Output the material below in its entirety, exactly as given.
* Start Raw records *
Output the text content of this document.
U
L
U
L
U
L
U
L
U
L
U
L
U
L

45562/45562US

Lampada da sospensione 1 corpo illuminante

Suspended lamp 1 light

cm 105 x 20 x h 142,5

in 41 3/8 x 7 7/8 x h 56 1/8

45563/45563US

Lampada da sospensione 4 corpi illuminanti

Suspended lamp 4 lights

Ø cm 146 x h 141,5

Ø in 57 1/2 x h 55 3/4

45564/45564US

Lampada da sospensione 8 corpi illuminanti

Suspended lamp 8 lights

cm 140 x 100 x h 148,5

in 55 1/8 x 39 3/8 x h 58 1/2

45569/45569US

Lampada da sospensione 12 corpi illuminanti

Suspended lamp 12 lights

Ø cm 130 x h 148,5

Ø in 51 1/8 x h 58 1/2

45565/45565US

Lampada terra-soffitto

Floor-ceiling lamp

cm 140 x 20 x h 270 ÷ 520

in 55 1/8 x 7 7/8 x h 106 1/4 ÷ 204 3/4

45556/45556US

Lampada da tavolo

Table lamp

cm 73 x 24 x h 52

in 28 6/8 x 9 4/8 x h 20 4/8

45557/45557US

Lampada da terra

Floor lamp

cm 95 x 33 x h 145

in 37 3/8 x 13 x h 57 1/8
* End Raw records *
◆ Complete answer
Output the text content of this document.
U
L
U
L
U
L
U
L
U
L
U
L
U
L

45562/45562US

Lampada da sospensione 1 corpo illuminante

Suspended lamp 1 light

cm 105 x 20 x h 142,5

in 41 3/8 x 7 7/8 x h 56 1/8

45563/45563US

Lampada da sospensione 4 corpi illuminanti

Suspended lamp 4 lights

Ø cm 146 x h 141,5

Ø in 57 1/2 x h 55 3/4

45564/45564US

Lampada da sospensione 8 corpi illuminanti

Suspended lamp 8 lights

cm 140 x 100 x h 148,5

in 55 1/8 x 39 3/8 x h 58 1/2

45569/45569US

Lampada da sospensione 12 corpi illuminanti

Suspended lamp 12 lights

Ø cm 130 x h 148,5

Ø in 51 1/8 x h 58 1/2

45565/45565US

Lampada terra-soffitto

Floor-ceiling lamp

cm 140 x 20 x h 270 ÷ 520

in 55 1/8 x 7 7/8 x h 106 1/4 ÷ 204 3/4

45556/45556US

Lampada da tavolo

Table lamp

cm 73 x 24 x h 52

in 28 6/8 x 9 4/8 x h 20 4/8

45557/45557US

Lampada da terra

Floor lamp

cm 95 x 33 x h 145

in 37 3/8 x 13 x h 57 1/8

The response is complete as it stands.